— Begin Entries supplied —

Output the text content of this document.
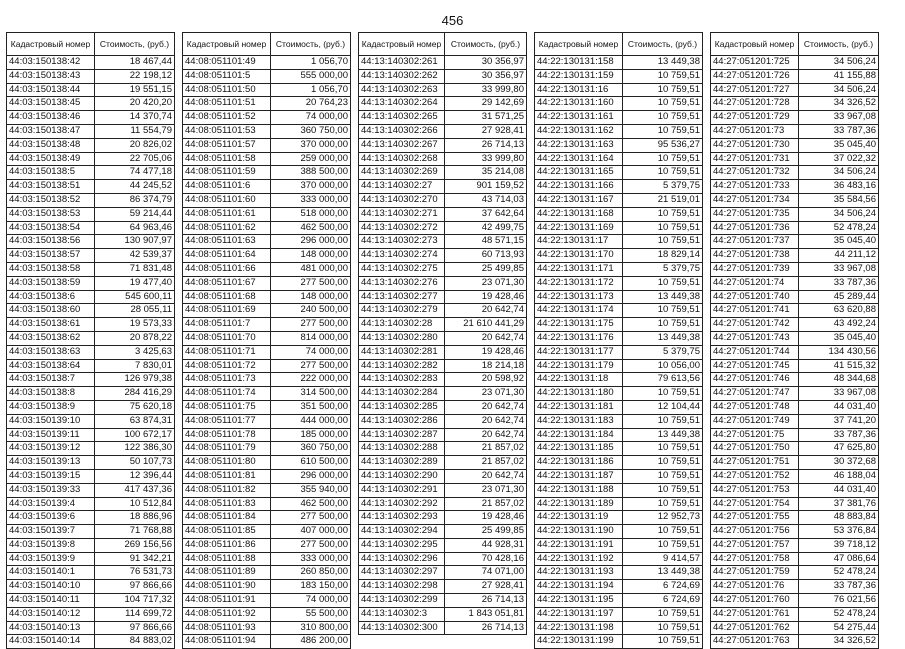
456
Кадастровый номер	Стоимость, (руб.)
44:03:150138:42	18 467,44
44:03:150138:43	22 198,12
44:03:150138:44	19 551,15
44:03:150138:45	20 420,20
44:03:150138:46	14 370,74
44:03:150138:47	11 554,79
44:03:150138:48	20 826,02
44:03:150138:49	22 705,06
44:03:150138:5	74 477,18
44:03:150138:51	44 245,52
44:03:150138:52	86 374,79
44:03:150138:53	59 214,44
44:03:150138:54	64 963,46
44:03:150138:56	130 907,97
44:03:150138:57	42 539,37
44:03:150138:58	71 831,48
44:03:150138:59	19 477,40
44:03:150138:6	545 600,11
44:03:150138:60	28 055,11
44:03:150138:61	19 573,33
44:03:150138:62	20 878,22
44:03:150138:63	3 425,63
44:03:150138:64	7 830,01
44:03:150138:7	126 979,38
44:03:150138:8	284 416,29
44:03:150138:9	75 620,18
44:03:150139:10	63 874,31
44:03:150139:11	100 672,17
44:03:150139:12	122 386,30
44:03:150139:13	50 107,73
44:03:150139:15	12 396,44
44:03:150139:33	417 437,36
44:03:150139:4	10 512,84
44:03:150139:6	18 886,96
44:03:150139:7	71 768,88
44:03:150139:8	269 156,56
44:03:150139:9	91 342,21
44:03:150140:1	76 531,73
44:03:150140:10	97 866,66
44:03:150140:11	104 717,32
44:03:150140:12	114 699,72
44:03:150140:13	97 866,66
44:03:150140:14	84 883,02
Кадастровый номер	Стоимость, (руб.)
44:08:051101:49	1 056,70
44:08:051101:5	555 000,00
44:08:051101:50	1 056,70
44:08:051101:51	20 764,23
44:08:051101:52	74 000,00
44:08:051101:53	360 750,00
44:08:051101:57	370 000,00
44:08:051101:58	259 000,00
44:08:051101:59	388 500,00
44:08:051101:6	370 000,00
44:08:051101:60	333 000,00
44:08:051101:61	518 000,00
44:08:051101:62	462 500,00
44:08:051101:63	296 000,00
44:08:051101:64	148 000,00
44:08:051101:66	481 000,00
44:08:051101:67	277 500,00
44:08:051101:68	148 000,00
44:08:051101:69	240 500,00
44:08:051101:7	277 500,00
44:08:051101:70	814 000,00
44:08:051101:71	74 000,00
44:08:051101:72	277 500,00
44:08:051101:73	222 000,00
44:08:051101:74	314 500,00
44:08:051101:75	351 500,00
44:08:051101:77	444 000,00
44:08:051101:78	185 000,00
44:08:051101:79	360 750,00
44:08:051101:80	610 500,00
44:08:051101:81	296 000,00
44:08:051101:82	355 940,00
44:08:051101:83	462 500,00
44:08:051101:84	277 500,00
44:08:051101:85	407 000,00
44:08:051101:86	277 500,00
44:08:051101:88	333 000,00
44:08:051101:89	260 850,00
44:08:051101:90	183 150,00
44:08:051101:91	74 000,00
44:08:051101:92	55 500,00
44:08:051101:93	310 800,00
44:08:051101:94	486 200,00
Кадастровый номер	Стоимость, (руб.)
44:13:140302:261	30 356,97
44:13:140302:262	30 356,97
44:13:140302:263	33 999,80
44:13:140302:264	29 142,69
44:13:140302:265	31 571,25
44:13:140302:266	27 928,41
44:13:140302:267	26 714,13
44:13:140302:268	33 999,80
44:13:140302:269	35 214,08
44:13:140302:27	901 159,52
44:13:140302:270	43 714,03
44:13:140302:271	37 642,64
44:13:140302:272	42 499,75
44:13:140302:273	48 571,15
44:13:140302:274	60 713,93
44:13:140302:275	25 499,85
44:13:140302:276	23 071,30
44:13:140302:277	19 428,46
44:13:140302:279	20 642,74
44:13:140302:28	21 610 441,29
44:13:140302:280	20 642,74
44:13:140302:281	19 428,46
44:13:140302:282	18 214,18
44:13:140302:283	20 598,92
44:13:140302:284	23 071,30
44:13:140302:285	20 642,74
44:13:140302:286	20 642,74
44:13:140302:287	20 642,74
44:13:140302:288	21 857,02
44:13:140302:289	21 857,02
44:13:140302:290	20 642,74
44:13:140302:291	23 071,30
44:13:140302:292	21 857,02
44:13:140302:293	19 428,46
44:13:140302:294	25 499,85
44:13:140302:295	44 928,31
44:13:140302:296	70 428,16
44:13:140302:297	74 071,00
44:13:140302:298	27 928,41
44:13:140302:299	26 714,13
44:13:140302:3	1 843 051,81
44:13:140302:300	26 714,13
Кадастровый номер	Стоимость, (руб.)
44:22:130131:158	13 449,38
44:22:130131:159	10 759,51
44:22:130131:16	10 759,51
44:22:130131:160	10 759,51
44:22:130131:161	10 759,51
44:22:130131:162	10 759,51
44:22:130131:163	95 536,27
44:22:130131:164	10 759,51
44:22:130131:165	10 759,51
44:22:130131:166	5 379,75
44:22:130131:167	21 519,01
44:22:130131:168	10 759,51
44:22:130131:169	10 759,51
44:22:130131:17	10 759,51
44:22:130131:170	18 829,14
44:22:130131:171	5 379,75
44:22:130131:172	10 759,51
44:22:130131:173	13 449,38
44:22:130131:174	10 759,51
44:22:130131:175	10 759,51
44:22:130131:176	13 449,38
44:22:130131:177	5 379,75
44:22:130131:179	10 056,00
44:22:130131:18	79 613,56
44:22:130131:180	10 759,51
44:22:130131:181	12 104,44
44:22:130131:183	10 759,51
44:22:130131:184	13 449,38
44:22:130131:185	10 759,51
44:22:130131:186	10 759,51
44:22:130131:187	10 759,51
44:22:130131:188	10 759,51
44:22:130131:189	10 759,51
44:22:130131:19	12 952,73
44:22:130131:190	10 759,51
44:22:130131:191	10 759,51
44:22:130131:192	9 414,57
44:22:130131:193	13 449,38
44:22:130131:194	6 724,69
44:22:130131:195	6 724,69
44:22:130131:197	10 759,51
44:22:130131:198	10 759,51
44:22:130131:199	10 759,51
Кадастровый номер	Стоимость, (руб.)
44:27:051201:725	34 506,24
44:27:051201:726	41 155,88
44:27:051201:727	34 506,24
44:27:051201:728	34 326,52
44:27:051201:729	33 967,08
44:27:051201:73	33 787,36
44:27:051201:730	35 045,40
44:27:051201:731	37 022,32
44:27:051201:732	34 506,24
44:27:051201:733	36 483,16
44:27:051201:734	35 584,56
44:27:051201:735	34 506,24
44:27:051201:736	52 478,24
44:27:051201:737	35 045,40
44:27:051201:738	44 211,12
44:27:051201:739	33 967,08
44:27:051201:74	33 787,36
44:27:051201:740	45 289,44
44:27:051201:741	63 620,88
44:27:051201:742	43 492,24
44:27:051201:743	35 045,40
44:27:051201:744	134 430,56
44:27:051201:745	41 515,32
44:27:051201:746	48 344,68
44:27:051201:747	33 967,08
44:27:051201:748	44 031,40
44:27:051201:749	37 741,20
44:27:051201:75	33 787,36
44:27:051201:750	47 625,80
44:27:051201:751	30 372,68
44:27:051201:752	46 188,04
44:27:051201:753	44 031,40
44:27:051201:754	37 381,76
44:27:051201:755	48 883,84
44:27:051201:756	53 376,84
44:27:051201:757	39 718,12
44:27:051201:758	47 086,64
44:27:051201:759	52 478,24
44:27:051201:76	33 787,36
44:27:051201:760	76 021,56
44:27:051201:761	52 478,24
44:27:051201:762	54 275,44
44:27:051201:763	34 326,52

— End Entries supplied —

**Problem to solve**
Reproduce all of the entries word for word, skipping any pictures they hold.

**Problem solution**
Output the text content of this document.
456
Кадастровый номер	Стоимость, (руб.)
44:03:150138:42	18 467,44
44:03:150138:43	22 198,12
44:03:150138:44	19 551,15
44:03:150138:45	20 420,20
44:03:150138:46	14 370,74
44:03:150138:47	11 554,79
44:03:150138:48	20 826,02
44:03:150138:49	22 705,06
44:03:150138:5	74 477,18
44:03:150138:51	44 245,52
44:03:150138:52	86 374,79
44:03:150138:53	59 214,44
44:03:150138:54	64 963,46
44:03:150138:56	130 907,97
44:03:150138:57	42 539,37
44:03:150138:58	71 831,48
44:03:150138:59	19 477,40
44:03:150138:6	545 600,11
44:03:150138:60	28 055,11
44:03:150138:61	19 573,33
44:03:150138:62	20 878,22
44:03:150138:63	3 425,63
44:03:150138:64	7 830,01
44:03:150138:7	126 979,38
44:03:150138:8	284 416,29
44:03:150138:9	75 620,18
44:03:150139:10	63 874,31
44:03:150139:11	100 672,17
44:03:150139:12	122 386,30
44:03:150139:13	50 107,73
44:03:150139:15	12 396,44
44:03:150139:33	417 437,36
44:03:150139:4	10 512,84
44:03:150139:6	18 886,96
44:03:150139:7	71 768,88
44:03:150139:8	269 156,56
44:03:150139:9	91 342,21
44:03:150140:1	76 531,73
44:03:150140:10	97 866,66
44:03:150140:11	104 717,32
44:03:150140:12	114 699,72
44:03:150140:13	97 866,66
44:03:150140:14	84 883,02
Кадастровый номер	Стоимость, (руб.)
44:08:051101:49	1 056,70
44:08:051101:5	555 000,00
44:08:051101:50	1 056,70
44:08:051101:51	20 764,23
44:08:051101:52	74 000,00
44:08:051101:53	360 750,00
44:08:051101:57	370 000,00
44:08:051101:58	259 000,00
44:08:051101:59	388 500,00
44:08:051101:6	370 000,00
44:08:051101:60	333 000,00
44:08:051101:61	518 000,00
44:08:051101:62	462 500,00
44:08:051101:63	296 000,00
44:08:051101:64	148 000,00
44:08:051101:66	481 000,00
44:08:051101:67	277 500,00
44:08:051101:68	148 000,00
44:08:051101:69	240 500,00
44:08:051101:7	277 500,00
44:08:051101:70	814 000,00
44:08:051101:71	74 000,00
44:08:051101:72	277 500,00
44:08:051101:73	222 000,00
44:08:051101:74	314 500,00
44:08:051101:75	351 500,00
44:08:051101:77	444 000,00
44:08:051101:78	185 000,00
44:08:051101:79	360 750,00
44:08:051101:80	610 500,00
44:08:051101:81	296 000,00
44:08:051101:82	355 940,00
44:08:051101:83	462 500,00
44:08:051101:84	277 500,00
44:08:051101:85	407 000,00
44:08:051101:86	277 500,00
44:08:051101:88	333 000,00
44:08:051101:89	260 850,00
44:08:051101:90	183 150,00
44:08:051101:91	74 000,00
44:08:051101:92	55 500,00
44:08:051101:93	310 800,00
44:08:051101:94	486 200,00
Кадастровый номер	Стоимость, (руб.)
44:13:140302:261	30 356,97
44:13:140302:262	30 356,97
44:13:140302:263	33 999,80
44:13:140302:264	29 142,69
44:13:140302:265	31 571,25
44:13:140302:266	27 928,41
44:13:140302:267	26 714,13
44:13:140302:268	33 999,80
44:13:140302:269	35 214,08
44:13:140302:27	901 159,52
44:13:140302:270	43 714,03
44:13:140302:271	37 642,64
44:13:140302:272	42 499,75
44:13:140302:273	48 571,15
44:13:140302:274	60 713,93
44:13:140302:275	25 499,85
44:13:140302:276	23 071,30
44:13:140302:277	19 428,46
44:13:140302:279	20 642,74
44:13:140302:28	21 610 441,29
44:13:140302:280	20 642,74
44:13:140302:281	19 428,46
44:13:140302:282	18 214,18
44:13:140302:283	20 598,92
44:13:140302:284	23 071,30
44:13:140302:285	20 642,74
44:13:140302:286	20 642,74
44:13:140302:287	20 642,74
44:13:140302:288	21 857,02
44:13:140302:289	21 857,02
44:13:140302:290	20 642,74
44:13:140302:291	23 071,30
44:13:140302:292	21 857,02
44:13:140302:293	19 428,46
44:13:140302:294	25 499,85
44:13:140302:295	44 928,31
44:13:140302:296	70 428,16
44:13:140302:297	74 071,00
44:13:140302:298	27 928,41
44:13:140302:299	26 714,13
44:13:140302:3	1 843 051,81
44:13:140302:300	26 714,13
Кадастровый номер	Стоимость, (руб.)
44:22:130131:158	13 449,38
44:22:130131:159	10 759,51
44:22:130131:16	10 759,51
44:22:130131:160	10 759,51
44:22:130131:161	10 759,51
44:22:130131:162	10 759,51
44:22:130131:163	95 536,27
44:22:130131:164	10 759,51
44:22:130131:165	10 759,51
44:22:130131:166	5 379,75
44:22:130131:167	21 519,01
44:22:130131:168	10 759,51
44:22:130131:169	10 759,51
44:22:130131:17	10 759,51
44:22:130131:170	18 829,14
44:22:130131:171	5 379,75
44:22:130131:172	10 759,51
44:22:130131:173	13 449,38
44:22:130131:174	10 759,51
44:22:130131:175	10 759,51
44:22:130131:176	13 449,38
44:22:130131:177	5 379,75
44:22:130131:179	10 056,00
44:22:130131:18	79 613,56
44:22:130131:180	10 759,51
44:22:130131:181	12 104,44
44:22:130131:183	10 759,51
44:22:130131:184	13 449,38
44:22:130131:185	10 759,51
44:22:130131:186	10 759,51
44:22:130131:187	10 759,51
44:22:130131:188	10 759,51
44:22:130131:189	10 759,51
44:22:130131:19	12 952,73
44:22:130131:190	10 759,51
44:22:130131:191	10 759,51
44:22:130131:192	9 414,57
44:22:130131:193	13 449,38
44:22:130131:194	6 724,69
44:22:130131:195	6 724,69
44:22:130131:197	10 759,51
44:22:130131:198	10 759,51
44:22:130131:199	10 759,51
Кадастровый номер	Стоимость, (руб.)
44:27:051201:725	34 506,24
44:27:051201:726	41 155,88
44:27:051201:727	34 506,24
44:27:051201:728	34 326,52
44:27:051201:729	33 967,08
44:27:051201:73	33 787,36
44:27:051201:730	35 045,40
44:27:051201:731	37 022,32
44:27:051201:732	34 506,24
44:27:051201:733	36 483,16
44:27:051201:734	35 584,56
44:27:051201:735	34 506,24
44:27:051201:736	52 478,24
44:27:051201:737	35 045,40
44:27:051201:738	44 211,12
44:27:051201:739	33 967,08
44:27:051201:74	33 787,36
44:27:051201:740	45 289,44
44:27:051201:741	63 620,88
44:27:051201:742	43 492,24
44:27:051201:743	35 045,40
44:27:051201:744	134 430,56
44:27:051201:745	41 515,32
44:27:051201:746	48 344,68
44:27:051201:747	33 967,08
44:27:051201:748	44 031,40
44:27:051201:749	37 741,20
44:27:051201:75	33 787,36
44:27:051201:750	47 625,80
44:27:051201:751	30 372,68
44:27:051201:752	46 188,04
44:27:051201:753	44 031,40
44:27:051201:754	37 381,76
44:27:051201:755	48 883,84
44:27:051201:756	53 376,84
44:27:051201:757	39 718,12
44:27:051201:758	47 086,64
44:27:051201:759	52 478,24
44:27:051201:76	33 787,36
44:27:051201:760	76 021,56
44:27:051201:761	52 478,24
44:27:051201:762	54 275,44
44:27:051201:763	34 326,52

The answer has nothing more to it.